### TASK BRIEF:
Will you write out all the entries below exactly?
======== THE RECORDS ========
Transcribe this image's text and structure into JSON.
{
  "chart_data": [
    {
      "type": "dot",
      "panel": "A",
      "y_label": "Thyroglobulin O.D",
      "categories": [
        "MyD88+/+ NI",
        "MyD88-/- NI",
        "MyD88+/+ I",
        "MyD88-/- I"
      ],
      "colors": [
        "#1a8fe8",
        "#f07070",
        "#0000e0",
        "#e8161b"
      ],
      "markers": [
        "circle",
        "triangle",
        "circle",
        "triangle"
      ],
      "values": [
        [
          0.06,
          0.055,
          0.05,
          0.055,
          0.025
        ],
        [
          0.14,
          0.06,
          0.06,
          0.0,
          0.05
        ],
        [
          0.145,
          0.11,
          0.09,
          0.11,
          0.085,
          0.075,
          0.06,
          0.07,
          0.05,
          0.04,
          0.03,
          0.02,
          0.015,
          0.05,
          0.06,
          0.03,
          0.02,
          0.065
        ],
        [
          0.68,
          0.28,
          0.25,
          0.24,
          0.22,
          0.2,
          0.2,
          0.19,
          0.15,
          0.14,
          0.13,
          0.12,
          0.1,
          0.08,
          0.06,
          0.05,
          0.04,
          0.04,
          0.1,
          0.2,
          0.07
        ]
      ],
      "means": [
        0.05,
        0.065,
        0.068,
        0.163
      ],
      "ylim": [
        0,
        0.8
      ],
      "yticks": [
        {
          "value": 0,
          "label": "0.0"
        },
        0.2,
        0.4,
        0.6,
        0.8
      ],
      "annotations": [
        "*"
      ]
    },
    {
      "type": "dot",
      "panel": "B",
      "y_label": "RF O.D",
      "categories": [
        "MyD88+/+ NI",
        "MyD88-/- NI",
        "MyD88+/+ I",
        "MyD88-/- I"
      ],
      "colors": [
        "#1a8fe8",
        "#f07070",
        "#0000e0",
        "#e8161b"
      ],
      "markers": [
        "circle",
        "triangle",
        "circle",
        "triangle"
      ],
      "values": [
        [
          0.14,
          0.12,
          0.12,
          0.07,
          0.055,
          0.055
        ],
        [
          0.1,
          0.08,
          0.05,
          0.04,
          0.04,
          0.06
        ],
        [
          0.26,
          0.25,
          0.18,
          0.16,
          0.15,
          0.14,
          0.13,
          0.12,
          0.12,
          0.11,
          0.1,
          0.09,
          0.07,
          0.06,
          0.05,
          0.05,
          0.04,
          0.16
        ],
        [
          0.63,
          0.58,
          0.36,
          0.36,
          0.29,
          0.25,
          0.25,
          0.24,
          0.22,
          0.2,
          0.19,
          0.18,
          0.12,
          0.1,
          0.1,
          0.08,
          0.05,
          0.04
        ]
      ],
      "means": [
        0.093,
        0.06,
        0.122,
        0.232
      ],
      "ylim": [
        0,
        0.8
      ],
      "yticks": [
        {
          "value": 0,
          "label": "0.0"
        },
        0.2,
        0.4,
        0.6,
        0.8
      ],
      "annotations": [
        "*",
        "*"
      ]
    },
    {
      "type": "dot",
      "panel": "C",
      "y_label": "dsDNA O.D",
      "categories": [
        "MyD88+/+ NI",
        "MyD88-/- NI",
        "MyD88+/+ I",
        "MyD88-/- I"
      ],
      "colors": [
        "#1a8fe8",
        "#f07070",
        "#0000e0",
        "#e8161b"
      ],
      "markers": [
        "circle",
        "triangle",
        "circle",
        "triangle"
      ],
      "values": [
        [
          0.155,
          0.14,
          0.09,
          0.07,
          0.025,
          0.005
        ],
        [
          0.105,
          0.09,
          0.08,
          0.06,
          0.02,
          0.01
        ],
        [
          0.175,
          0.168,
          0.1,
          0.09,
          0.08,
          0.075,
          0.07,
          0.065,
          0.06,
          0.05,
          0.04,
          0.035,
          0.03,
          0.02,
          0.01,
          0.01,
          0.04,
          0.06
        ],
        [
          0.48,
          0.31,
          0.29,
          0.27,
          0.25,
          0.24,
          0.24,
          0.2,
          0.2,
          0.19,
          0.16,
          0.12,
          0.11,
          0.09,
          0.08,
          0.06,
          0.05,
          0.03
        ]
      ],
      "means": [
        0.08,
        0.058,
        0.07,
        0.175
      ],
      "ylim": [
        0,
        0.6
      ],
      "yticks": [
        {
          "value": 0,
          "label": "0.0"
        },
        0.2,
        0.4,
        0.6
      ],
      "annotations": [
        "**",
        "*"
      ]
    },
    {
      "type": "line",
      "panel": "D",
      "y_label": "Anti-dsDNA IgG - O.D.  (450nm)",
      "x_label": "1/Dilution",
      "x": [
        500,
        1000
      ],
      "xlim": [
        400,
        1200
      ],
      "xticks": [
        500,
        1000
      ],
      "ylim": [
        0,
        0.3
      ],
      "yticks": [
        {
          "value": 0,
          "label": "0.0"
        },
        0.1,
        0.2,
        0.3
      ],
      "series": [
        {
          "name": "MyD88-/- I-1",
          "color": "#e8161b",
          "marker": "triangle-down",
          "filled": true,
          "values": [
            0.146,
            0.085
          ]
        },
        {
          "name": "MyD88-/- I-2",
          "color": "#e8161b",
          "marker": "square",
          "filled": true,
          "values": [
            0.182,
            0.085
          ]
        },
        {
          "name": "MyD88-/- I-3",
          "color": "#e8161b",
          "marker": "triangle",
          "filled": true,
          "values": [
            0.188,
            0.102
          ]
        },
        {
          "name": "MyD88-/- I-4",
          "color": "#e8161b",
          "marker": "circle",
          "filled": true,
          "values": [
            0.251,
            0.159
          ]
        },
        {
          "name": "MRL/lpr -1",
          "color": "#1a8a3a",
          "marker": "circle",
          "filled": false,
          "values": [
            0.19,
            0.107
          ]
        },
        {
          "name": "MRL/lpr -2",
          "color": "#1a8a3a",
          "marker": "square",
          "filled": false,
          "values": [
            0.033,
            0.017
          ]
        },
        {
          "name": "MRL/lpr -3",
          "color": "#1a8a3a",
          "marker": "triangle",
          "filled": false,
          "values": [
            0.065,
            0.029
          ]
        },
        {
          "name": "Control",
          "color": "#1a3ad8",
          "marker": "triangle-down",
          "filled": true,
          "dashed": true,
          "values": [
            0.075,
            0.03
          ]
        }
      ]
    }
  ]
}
========
### OUTPUT OF THE EXERCISE:
Transcribe this image's text and structure into JSON.
{
  "chart_data": [
    {
      "type": "dot",
      "panel": "A",
      "y_label": "Thyroglobulin O.D",
      "categories": [
        "MyD88+/+ NI",
        "MyD88-/- NI",
        "MyD88+/+ I",
        "MyD88-/- I"
      ],
      "colors": [
        "#1a8fe8",
        "#f07070",
        "#0000e0",
        "#e8161b"
      ],
      "markers": [
        "circle",
        "triangle",
        "circle",
        "triangle"
      ],
      "values": [
        [
          0.06,
          0.055,
          0.05,
          0.055,
          0.025
        ],
        [
          0.14,
          0.06,
          0.06,
          0.0,
          0.05
        ],
        [
          0.145,
          0.11,
          0.09,
          0.11,
          0.085,
          0.075,
          0.06,
          0.07,
          0.05,
          0.04,
          0.03,
          0.02,
          0.015,
          0.05,
          0.06,
          0.03,
          0.02,
          0.065
        ],
        [
          0.68,
          0.28,
          0.25,
          0.24,
          0.22,
          0.2,
          0.2,
          0.19,
          0.15,
          0.14,
          0.13,
          0.12,
          0.1,
          0.08,
          0.06,
          0.05,
          0.04,
          0.04,
          0.1,
          0.2,
          0.07
        ]
      ],
      "means": [
        0.05,
        0.065,
        0.068,
        0.163
      ],
      "ylim": [
        0,
        0.8
      ],
      "yticks": [
        {
          "value": 0,
          "label": "0.0"
        },
        0.2,
        0.4,
        0.6,
        0.8
      ],
      "annotations": [
        "*"
      ]
    },
    {
      "type": "dot",
      "panel": "B",
      "y_label": "RF O.D",
      "categories": [
        "MyD88+/+ NI",
        "MyD88-/- NI",
        "MyD88+/+ I",
        "MyD88-/- I"
      ],
      "colors": [
        "#1a8fe8",
        "#f07070",
        "#0000e0",
        "#e8161b"
      ],
      "markers": [
        "circle",
        "triangle",
        "circle",
        "triangle"
      ],
      "values": [
        [
          0.14,
          0.12,
          0.12,
          0.07,
          0.055,
          0.055
        ],
        [
          0.1,
          0.08,
          0.05,
          0.04,
          0.04,
          0.06
        ],
        [
          0.26,
          0.25,
          0.18,
          0.16,
          0.15,
          0.14,
          0.13,
          0.12,
          0.12,
          0.11,
          0.1,
          0.09,
          0.07,
          0.06,
          0.05,
          0.05,
          0.04,
          0.16
        ],
        [
          0.63,
          0.58,
          0.36,
          0.36,
          0.29,
          0.25,
          0.25,
          0.24,
          0.22,
          0.2,
          0.19,
          0.18,
          0.12,
          0.1,
          0.1,
          0.08,
          0.05,
          0.04
        ]
      ],
      "means": [
        0.093,
        0.06,
        0.122,
        0.232
      ],
      "ylim": [
        0,
        0.8
      ],
      "yticks": [
        {
          "value": 0,
          "label": "0.0"
        },
        0.2,
        0.4,
        0.6,
        0.8
      ],
      "annotations": [
        "*",
        "*"
      ]
    },
    {
      "type": "dot",
      "panel": "C",
      "y_label": "dsDNA O.D",
      "categories": [
        "MyD88+/+ NI",
        "MyD88-/- NI",
        "MyD88+/+ I",
        "MyD88-/- I"
      ],
      "colors": [
        "#1a8fe8",
        "#f07070",
        "#0000e0",
        "#e8161b"
      ],
      "markers": [
        "circle",
        "triangle",
        "circle",
        "triangle"
      ],
      "values": [
        [
          0.155,
          0.14,
          0.09,
          0.07,
          0.025,
          0.005
        ],
        [
          0.105,
          0.09,
          0.08,
          0.06,
          0.02,
          0.01
        ],
        [
          0.175,
          0.168,
          0.1,
          0.09,
          0.08,
          0.075,
          0.07,
          0.065,
          0.06,
          0.05,
          0.04,
          0.035,
          0.03,
          0.02,
          0.01,
          0.01,
          0.04,
          0.06
        ],
        [
          0.48,
          0.31,
          0.29,
          0.27,
          0.25,
          0.24,
          0.24,
          0.2,
          0.2,
          0.19,
          0.16,
          0.12,
          0.11,
          0.09,
          0.08,
          0.06,
          0.05,
          0.03
        ]
      ],
      "means": [
        0.08,
        0.058,
        0.07,
        0.175
      ],
      "ylim": [
        0,
        0.6
      ],
      "yticks": [
        {
          "value": 0,
          "label": "0.0"
        },
        0.2,
        0.4,
        0.6
      ],
      "annotations": [
        "**",
        "*"
      ]
    },
    {
      "type": "line",
      "panel": "D",
      "y_label": "Anti-dsDNA IgG - O.D.  (450nm)",
      "x_label": "1/Dilution",
      "x": [
        500,
        1000
      ],
      "xlim": [
        400,
        1200
      ],
      "xticks": [
        500,
        1000
      ],
      "ylim": [
        0,
        0.3
      ],
      "yticks": [
        {
          "value": 0,
          "label": "0.0"
        },
        0.1,
        0.2,
        0.3
      ],
      "series": [
        {
          "name": "MyD88-/- I-1",
          "color": "#e8161b",
          "marker": "triangle-down",
          "filled": true,
          "values": [
            0.146,
            0.085
          ]
        },
        {
          "name": "MyD88-/- I-2",
          "color": "#e8161b",
          "marker": "square",
          "filled": true,
          "values": [
            0.182,
            0.085
          ]
        },
        {
          "name": "MyD88-/- I-3",
          "color": "#e8161b",
          "marker": "triangle",
          "filled": true,
          "values": [
            0.188,
            0.102
          ]
        },
        {
          "name": "MyD88-/- I-4",
          "color": "#e8161b",
          "marker": "circle",
          "filled": true,
          "values": [
            0.251,
            0.159
          ]
        },
        {
          "name": "MRL/lpr -1",
          "color": "#1a8a3a",
          "marker": "circle",
          "filled": false,
          "values": [
            0.19,
            0.107
          ]
        },
        {
          "name": "MRL/lpr -2",
          "color": "#1a8a3a",
          "marker": "square",
          "filled": false,
          "values": [
            0.033,
            0.017
          ]
        },
        {
          "name": "MRL/lpr -3",
          "color": "#1a8a3a",
          "marker": "triangle",
          "filled": false,
          "values": [
            0.065,
            0.029
          ]
        },
        {
          "name": "Control",
          "color": "#1a3ad8",
          "marker": "triangle-down",
          "filled": true,
          "dashed": true,
          "values": [
            0.075,
            0.03
          ]
        }
      ]
    }
  ]
}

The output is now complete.